Lift every line from the entries that includes the word "JSON".

- - -

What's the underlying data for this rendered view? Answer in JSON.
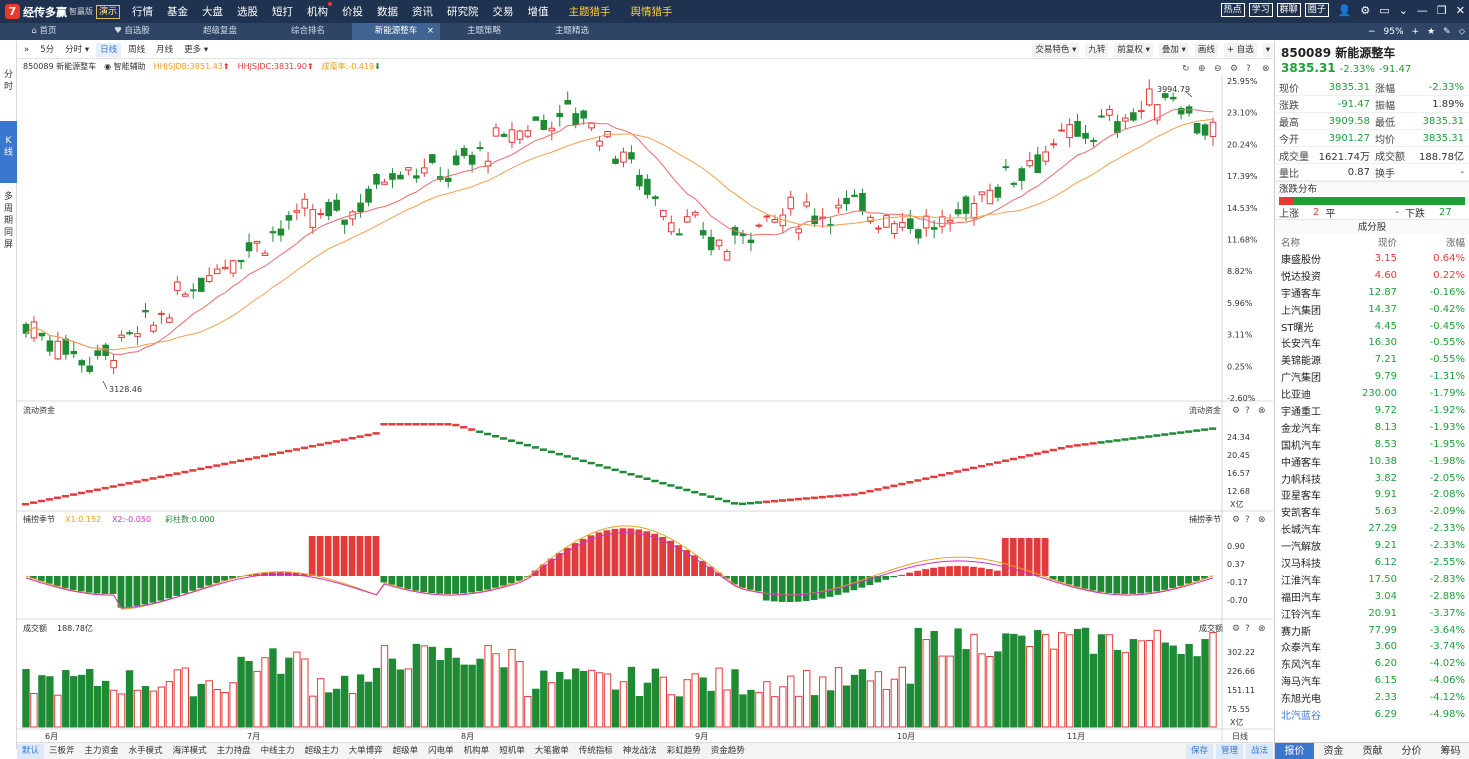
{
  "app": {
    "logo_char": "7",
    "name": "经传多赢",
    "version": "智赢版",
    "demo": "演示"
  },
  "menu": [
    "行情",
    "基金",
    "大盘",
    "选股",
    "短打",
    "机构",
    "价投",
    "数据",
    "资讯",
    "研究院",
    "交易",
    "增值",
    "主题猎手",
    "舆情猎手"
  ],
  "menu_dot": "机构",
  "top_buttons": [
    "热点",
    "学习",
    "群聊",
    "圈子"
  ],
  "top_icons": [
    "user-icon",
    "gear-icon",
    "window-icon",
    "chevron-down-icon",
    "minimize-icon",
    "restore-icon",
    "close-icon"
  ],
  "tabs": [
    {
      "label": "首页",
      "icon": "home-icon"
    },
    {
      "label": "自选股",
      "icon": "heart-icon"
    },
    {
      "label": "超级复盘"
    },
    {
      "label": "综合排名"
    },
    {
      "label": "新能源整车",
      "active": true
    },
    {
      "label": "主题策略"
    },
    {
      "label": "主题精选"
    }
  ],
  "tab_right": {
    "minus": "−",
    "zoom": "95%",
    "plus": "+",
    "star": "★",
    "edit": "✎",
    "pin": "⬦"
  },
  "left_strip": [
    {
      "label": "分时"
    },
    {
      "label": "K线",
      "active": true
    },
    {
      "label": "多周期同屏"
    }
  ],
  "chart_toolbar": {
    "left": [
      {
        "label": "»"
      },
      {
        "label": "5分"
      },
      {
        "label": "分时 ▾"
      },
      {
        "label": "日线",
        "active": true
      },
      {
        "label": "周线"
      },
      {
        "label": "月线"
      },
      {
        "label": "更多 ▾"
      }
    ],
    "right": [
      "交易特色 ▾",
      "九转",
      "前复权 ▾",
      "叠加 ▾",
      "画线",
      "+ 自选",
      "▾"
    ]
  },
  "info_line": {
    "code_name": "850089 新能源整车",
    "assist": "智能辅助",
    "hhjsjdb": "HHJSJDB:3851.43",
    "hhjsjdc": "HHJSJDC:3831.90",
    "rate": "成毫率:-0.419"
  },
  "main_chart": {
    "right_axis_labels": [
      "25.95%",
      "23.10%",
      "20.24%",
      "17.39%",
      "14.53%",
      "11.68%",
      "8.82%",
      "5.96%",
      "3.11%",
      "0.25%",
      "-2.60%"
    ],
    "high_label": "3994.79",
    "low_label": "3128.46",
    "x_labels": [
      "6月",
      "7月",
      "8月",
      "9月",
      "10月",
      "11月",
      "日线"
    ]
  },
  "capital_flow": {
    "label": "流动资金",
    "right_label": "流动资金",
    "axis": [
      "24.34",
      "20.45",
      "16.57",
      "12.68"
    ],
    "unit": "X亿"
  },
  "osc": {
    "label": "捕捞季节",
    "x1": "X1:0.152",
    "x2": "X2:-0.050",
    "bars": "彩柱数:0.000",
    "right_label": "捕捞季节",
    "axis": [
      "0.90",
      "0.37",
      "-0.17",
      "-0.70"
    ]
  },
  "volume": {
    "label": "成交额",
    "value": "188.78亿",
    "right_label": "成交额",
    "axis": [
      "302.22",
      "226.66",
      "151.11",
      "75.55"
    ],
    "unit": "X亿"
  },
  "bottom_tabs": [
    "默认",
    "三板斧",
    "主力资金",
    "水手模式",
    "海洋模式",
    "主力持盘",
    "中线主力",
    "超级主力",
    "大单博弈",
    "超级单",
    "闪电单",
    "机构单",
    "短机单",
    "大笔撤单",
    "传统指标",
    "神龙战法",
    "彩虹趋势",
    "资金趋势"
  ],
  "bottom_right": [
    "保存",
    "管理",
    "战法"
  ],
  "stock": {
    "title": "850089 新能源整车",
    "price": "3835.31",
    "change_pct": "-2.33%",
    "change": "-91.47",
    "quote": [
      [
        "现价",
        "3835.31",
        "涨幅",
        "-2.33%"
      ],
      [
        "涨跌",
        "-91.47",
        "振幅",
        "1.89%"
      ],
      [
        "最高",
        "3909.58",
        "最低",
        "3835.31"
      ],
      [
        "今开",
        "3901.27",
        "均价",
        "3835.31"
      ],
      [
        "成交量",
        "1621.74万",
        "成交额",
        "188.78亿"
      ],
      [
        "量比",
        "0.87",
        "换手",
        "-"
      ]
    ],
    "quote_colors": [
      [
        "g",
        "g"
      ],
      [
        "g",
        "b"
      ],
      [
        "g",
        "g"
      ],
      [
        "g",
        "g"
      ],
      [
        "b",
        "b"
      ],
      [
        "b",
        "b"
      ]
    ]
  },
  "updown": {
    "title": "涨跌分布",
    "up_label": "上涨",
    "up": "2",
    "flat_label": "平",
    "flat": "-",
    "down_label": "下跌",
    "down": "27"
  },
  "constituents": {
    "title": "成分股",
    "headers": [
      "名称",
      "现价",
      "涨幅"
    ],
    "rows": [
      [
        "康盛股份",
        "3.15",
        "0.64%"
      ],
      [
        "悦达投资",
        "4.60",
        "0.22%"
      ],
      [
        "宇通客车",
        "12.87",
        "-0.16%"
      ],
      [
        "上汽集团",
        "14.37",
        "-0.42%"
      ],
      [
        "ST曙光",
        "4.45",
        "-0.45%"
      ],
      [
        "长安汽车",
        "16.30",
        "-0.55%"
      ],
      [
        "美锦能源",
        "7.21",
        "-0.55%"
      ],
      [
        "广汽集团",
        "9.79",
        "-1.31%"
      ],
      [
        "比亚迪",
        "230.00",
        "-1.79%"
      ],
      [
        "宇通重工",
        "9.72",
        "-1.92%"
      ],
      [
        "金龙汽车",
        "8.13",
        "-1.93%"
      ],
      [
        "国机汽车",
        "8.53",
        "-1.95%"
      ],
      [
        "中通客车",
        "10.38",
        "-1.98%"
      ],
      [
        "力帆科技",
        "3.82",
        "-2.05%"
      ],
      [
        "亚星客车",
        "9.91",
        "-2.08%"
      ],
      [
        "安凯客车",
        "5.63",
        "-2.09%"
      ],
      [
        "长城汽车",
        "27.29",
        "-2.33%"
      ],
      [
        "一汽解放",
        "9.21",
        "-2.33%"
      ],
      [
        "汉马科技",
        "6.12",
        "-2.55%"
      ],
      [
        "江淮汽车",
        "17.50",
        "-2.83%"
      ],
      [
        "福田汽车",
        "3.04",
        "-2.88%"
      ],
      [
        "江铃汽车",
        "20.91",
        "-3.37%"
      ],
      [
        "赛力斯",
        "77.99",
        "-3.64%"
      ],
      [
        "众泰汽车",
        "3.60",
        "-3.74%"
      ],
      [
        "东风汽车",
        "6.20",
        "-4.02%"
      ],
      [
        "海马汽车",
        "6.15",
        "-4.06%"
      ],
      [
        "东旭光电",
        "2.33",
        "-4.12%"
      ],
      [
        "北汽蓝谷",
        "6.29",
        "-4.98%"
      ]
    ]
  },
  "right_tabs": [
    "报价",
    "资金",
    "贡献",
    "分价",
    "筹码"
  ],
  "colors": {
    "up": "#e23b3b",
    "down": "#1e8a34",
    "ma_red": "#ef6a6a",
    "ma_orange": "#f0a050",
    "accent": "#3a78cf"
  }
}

- - -

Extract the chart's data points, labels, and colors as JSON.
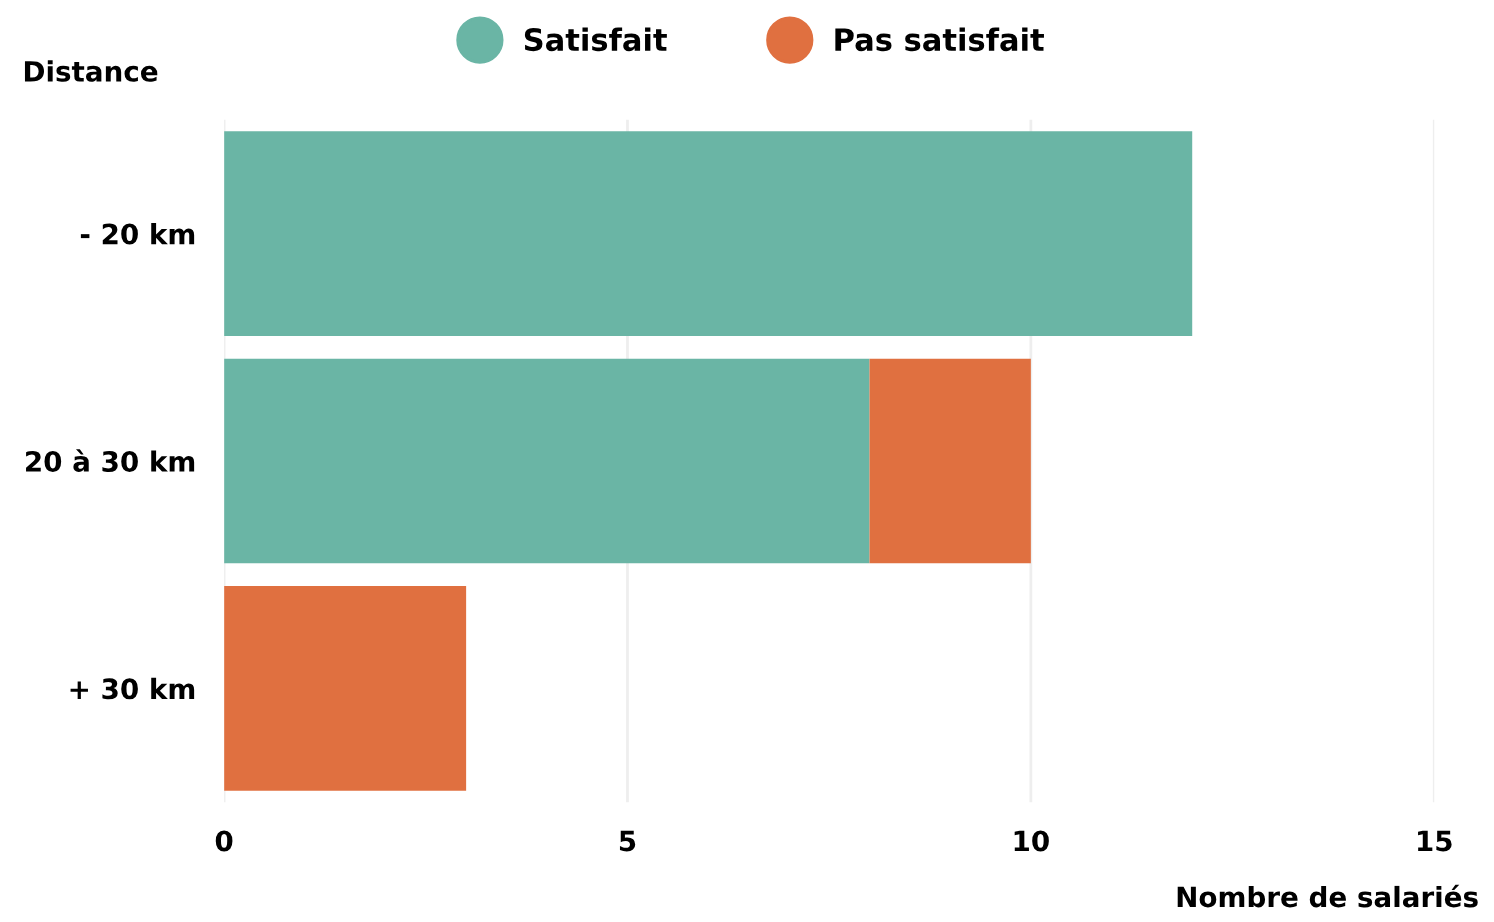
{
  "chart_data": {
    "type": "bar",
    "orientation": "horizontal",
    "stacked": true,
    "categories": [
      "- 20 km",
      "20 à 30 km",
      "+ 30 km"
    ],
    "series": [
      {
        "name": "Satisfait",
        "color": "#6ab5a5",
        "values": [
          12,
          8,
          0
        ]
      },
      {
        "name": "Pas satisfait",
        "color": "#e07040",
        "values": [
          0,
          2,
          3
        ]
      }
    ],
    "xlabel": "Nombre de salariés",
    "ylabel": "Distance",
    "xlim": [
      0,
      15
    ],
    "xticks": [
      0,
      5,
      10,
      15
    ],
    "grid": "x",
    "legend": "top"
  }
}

- - -

## [Output for this exercise]
What's the underlying data for this rendered view? Answer in JSON.
Extract the chart's data points, labels, and colors as JSON.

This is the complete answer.